### Goal
Across the entries below, how many lines contain the word "JSON"? Give the number alone.

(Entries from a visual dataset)

## START

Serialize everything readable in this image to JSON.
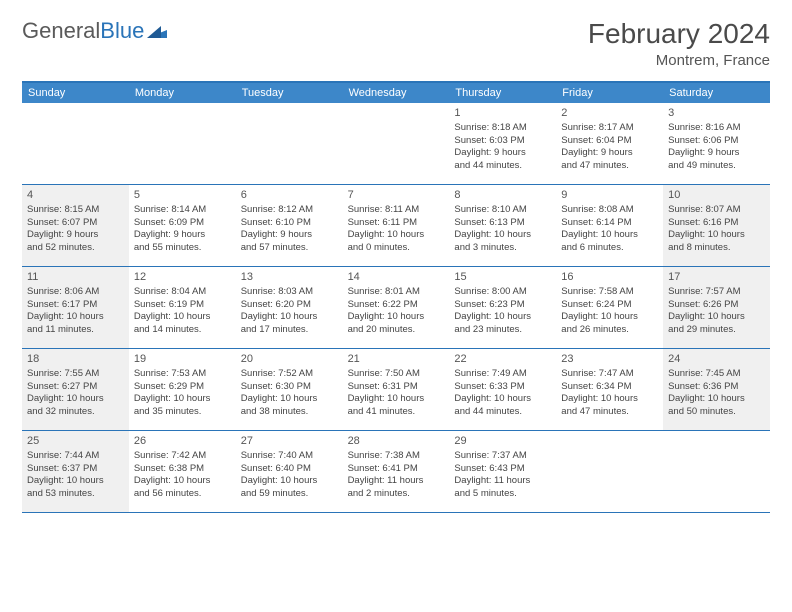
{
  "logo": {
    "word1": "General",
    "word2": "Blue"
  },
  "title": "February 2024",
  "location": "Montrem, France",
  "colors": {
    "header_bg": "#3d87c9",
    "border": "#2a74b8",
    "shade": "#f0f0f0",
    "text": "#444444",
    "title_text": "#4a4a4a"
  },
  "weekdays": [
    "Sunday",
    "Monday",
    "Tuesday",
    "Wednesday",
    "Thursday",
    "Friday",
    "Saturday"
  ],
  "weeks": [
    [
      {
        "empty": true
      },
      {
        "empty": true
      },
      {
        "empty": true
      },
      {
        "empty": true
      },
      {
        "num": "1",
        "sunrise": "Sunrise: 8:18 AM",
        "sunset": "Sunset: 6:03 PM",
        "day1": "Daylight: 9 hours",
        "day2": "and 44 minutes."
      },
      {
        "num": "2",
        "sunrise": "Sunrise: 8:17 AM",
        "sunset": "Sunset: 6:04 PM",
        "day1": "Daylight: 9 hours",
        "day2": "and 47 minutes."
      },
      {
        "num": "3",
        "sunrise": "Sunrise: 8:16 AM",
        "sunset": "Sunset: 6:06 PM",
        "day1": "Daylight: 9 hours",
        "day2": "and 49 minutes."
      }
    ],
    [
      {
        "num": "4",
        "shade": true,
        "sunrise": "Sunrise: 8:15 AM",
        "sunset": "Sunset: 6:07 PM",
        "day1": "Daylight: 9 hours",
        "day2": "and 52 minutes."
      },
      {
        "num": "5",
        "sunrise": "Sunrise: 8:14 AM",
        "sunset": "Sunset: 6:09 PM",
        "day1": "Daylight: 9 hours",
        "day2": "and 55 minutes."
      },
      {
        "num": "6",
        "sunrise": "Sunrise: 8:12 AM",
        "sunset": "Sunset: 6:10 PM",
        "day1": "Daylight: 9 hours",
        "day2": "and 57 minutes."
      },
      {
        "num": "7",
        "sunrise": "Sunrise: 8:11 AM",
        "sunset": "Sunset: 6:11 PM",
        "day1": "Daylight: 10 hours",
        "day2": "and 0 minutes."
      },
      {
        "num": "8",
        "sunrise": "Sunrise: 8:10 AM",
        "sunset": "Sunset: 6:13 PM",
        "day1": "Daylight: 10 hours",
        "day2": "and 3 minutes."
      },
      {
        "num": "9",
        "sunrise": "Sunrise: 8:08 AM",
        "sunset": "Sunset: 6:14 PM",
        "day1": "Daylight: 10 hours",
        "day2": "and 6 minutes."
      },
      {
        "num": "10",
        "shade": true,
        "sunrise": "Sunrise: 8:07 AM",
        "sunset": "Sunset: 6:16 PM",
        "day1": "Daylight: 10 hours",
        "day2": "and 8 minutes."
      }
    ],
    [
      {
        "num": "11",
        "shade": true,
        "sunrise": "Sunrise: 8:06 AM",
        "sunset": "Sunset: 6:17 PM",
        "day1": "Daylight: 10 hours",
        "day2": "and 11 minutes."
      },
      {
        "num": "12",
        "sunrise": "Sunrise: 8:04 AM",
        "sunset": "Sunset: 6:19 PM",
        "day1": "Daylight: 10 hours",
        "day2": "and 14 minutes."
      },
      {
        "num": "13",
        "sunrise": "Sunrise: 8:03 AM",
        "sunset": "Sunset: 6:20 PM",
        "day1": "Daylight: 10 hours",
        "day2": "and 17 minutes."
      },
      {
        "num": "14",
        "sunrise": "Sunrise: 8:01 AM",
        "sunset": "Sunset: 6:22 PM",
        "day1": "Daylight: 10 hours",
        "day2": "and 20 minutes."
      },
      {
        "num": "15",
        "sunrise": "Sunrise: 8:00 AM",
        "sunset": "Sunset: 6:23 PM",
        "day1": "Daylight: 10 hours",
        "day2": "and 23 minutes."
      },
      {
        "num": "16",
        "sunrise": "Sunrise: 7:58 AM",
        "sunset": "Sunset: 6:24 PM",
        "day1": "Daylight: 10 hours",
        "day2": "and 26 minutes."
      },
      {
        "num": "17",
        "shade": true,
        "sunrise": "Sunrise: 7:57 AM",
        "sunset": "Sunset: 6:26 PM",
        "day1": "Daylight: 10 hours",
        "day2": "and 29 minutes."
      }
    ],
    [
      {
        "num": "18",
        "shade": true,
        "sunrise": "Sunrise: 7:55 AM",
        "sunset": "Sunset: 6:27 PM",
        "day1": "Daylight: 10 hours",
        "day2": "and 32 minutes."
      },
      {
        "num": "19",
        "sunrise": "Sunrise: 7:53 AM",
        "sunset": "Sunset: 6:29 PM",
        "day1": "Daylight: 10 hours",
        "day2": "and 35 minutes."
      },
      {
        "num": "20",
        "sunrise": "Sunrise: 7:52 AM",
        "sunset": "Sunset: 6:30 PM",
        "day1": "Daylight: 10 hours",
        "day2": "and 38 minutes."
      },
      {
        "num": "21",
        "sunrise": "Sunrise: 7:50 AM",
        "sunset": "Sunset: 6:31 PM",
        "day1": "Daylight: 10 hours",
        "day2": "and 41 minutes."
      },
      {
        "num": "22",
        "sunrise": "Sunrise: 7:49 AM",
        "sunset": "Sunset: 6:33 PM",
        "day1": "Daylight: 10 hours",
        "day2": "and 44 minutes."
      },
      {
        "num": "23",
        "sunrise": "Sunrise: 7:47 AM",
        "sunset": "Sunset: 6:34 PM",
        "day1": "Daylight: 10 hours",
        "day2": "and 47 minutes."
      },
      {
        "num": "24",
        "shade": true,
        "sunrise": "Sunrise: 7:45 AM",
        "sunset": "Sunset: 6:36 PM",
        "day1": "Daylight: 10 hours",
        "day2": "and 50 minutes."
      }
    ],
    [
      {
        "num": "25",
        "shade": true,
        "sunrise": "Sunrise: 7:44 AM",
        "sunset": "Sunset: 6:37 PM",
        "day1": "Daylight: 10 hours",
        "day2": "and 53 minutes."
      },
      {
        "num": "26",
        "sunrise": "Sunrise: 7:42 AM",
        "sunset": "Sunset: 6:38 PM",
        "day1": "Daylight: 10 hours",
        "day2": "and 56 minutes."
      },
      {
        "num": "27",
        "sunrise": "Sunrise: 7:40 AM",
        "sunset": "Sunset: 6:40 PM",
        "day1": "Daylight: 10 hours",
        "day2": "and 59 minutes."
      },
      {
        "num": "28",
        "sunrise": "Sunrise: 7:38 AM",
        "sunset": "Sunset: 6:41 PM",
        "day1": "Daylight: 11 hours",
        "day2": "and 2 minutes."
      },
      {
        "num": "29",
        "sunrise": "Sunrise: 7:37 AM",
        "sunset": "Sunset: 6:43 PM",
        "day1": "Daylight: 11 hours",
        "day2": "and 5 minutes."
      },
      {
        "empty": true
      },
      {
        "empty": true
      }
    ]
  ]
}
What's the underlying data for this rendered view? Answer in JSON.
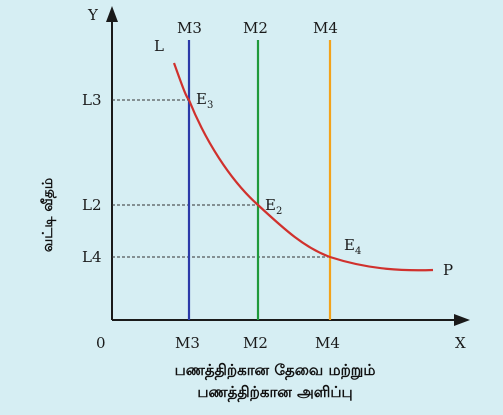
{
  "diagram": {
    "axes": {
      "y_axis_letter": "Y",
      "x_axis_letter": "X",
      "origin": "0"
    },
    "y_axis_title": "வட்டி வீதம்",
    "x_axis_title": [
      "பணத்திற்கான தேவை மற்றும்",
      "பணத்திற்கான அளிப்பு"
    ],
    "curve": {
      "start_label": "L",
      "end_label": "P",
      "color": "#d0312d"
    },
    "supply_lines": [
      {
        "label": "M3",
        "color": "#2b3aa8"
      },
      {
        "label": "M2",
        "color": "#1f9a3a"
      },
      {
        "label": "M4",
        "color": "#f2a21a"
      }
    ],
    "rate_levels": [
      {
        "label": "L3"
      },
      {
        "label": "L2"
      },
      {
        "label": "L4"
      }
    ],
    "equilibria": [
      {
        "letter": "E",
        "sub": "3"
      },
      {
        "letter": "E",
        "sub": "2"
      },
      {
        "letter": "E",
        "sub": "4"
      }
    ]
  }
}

## END

### Solution to this exercise
2